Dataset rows
..............................

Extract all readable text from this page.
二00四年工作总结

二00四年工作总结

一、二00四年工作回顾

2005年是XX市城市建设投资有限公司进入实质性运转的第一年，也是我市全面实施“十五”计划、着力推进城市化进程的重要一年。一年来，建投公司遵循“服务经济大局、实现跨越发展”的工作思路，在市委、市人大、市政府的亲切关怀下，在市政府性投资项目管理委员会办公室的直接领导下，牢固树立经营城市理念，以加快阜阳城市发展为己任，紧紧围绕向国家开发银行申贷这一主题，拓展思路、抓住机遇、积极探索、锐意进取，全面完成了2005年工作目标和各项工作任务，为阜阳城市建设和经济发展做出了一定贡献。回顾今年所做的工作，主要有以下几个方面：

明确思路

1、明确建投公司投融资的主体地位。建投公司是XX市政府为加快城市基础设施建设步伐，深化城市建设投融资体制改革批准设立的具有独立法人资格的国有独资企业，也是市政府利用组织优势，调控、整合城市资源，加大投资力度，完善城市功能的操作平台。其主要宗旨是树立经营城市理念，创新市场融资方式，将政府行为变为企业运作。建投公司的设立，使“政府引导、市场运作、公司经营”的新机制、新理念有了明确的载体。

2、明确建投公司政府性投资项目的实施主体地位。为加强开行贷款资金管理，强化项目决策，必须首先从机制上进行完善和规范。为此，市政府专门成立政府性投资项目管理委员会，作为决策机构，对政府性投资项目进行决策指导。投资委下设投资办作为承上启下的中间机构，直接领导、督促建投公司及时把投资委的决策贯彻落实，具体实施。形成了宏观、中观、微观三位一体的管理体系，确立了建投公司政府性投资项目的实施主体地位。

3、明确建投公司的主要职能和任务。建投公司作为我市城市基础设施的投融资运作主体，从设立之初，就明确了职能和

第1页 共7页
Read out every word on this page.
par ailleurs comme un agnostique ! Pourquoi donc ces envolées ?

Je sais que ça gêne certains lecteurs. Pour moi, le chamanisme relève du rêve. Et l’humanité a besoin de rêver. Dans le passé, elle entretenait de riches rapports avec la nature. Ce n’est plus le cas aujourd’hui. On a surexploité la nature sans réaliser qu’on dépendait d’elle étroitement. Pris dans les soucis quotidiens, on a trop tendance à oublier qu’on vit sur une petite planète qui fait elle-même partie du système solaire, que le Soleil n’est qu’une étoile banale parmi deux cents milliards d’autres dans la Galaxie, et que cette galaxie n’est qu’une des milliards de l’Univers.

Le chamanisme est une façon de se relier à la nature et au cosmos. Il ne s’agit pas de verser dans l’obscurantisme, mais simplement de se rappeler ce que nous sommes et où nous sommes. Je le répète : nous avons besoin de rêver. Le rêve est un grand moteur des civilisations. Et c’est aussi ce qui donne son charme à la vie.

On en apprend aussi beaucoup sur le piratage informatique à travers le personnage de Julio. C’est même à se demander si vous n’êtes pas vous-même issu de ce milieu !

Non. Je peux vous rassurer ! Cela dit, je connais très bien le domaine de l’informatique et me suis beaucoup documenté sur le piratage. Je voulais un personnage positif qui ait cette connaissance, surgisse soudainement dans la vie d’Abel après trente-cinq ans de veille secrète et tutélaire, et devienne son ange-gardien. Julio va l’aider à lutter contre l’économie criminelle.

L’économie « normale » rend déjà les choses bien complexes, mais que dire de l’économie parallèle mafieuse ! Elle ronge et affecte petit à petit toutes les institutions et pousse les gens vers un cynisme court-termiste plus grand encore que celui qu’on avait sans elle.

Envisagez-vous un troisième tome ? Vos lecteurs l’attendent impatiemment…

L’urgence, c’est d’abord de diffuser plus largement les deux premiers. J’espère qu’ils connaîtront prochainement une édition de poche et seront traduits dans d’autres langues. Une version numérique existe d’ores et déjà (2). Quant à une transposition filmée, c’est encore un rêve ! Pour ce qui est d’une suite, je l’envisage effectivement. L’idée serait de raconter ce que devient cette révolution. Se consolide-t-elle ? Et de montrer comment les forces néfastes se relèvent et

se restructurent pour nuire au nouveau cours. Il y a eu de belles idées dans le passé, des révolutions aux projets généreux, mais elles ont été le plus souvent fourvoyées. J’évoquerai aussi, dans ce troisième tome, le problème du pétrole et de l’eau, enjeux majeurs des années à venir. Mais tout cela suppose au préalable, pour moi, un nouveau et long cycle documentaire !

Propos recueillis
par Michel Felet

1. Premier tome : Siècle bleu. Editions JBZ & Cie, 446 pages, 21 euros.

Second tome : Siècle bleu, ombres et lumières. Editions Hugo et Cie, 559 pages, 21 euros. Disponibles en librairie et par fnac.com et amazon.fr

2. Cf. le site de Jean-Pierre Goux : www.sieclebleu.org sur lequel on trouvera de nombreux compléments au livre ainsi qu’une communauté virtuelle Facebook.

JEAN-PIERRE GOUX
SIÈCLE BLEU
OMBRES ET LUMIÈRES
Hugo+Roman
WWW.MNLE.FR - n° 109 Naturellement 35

..............................

# TASK
Every line containing the string "euros" must be listed.

# EXERCISE RESULT
1. Premier tome : Siècle bleu. Editions JBZ & Cie, 446 pages, 21 euros.
Second tome : Siècle bleu, ombres et lumières. Editions Hugo et Cie, 559 pages, 21 euros. Disponibles en librairie et par fnac.com et amazon.fr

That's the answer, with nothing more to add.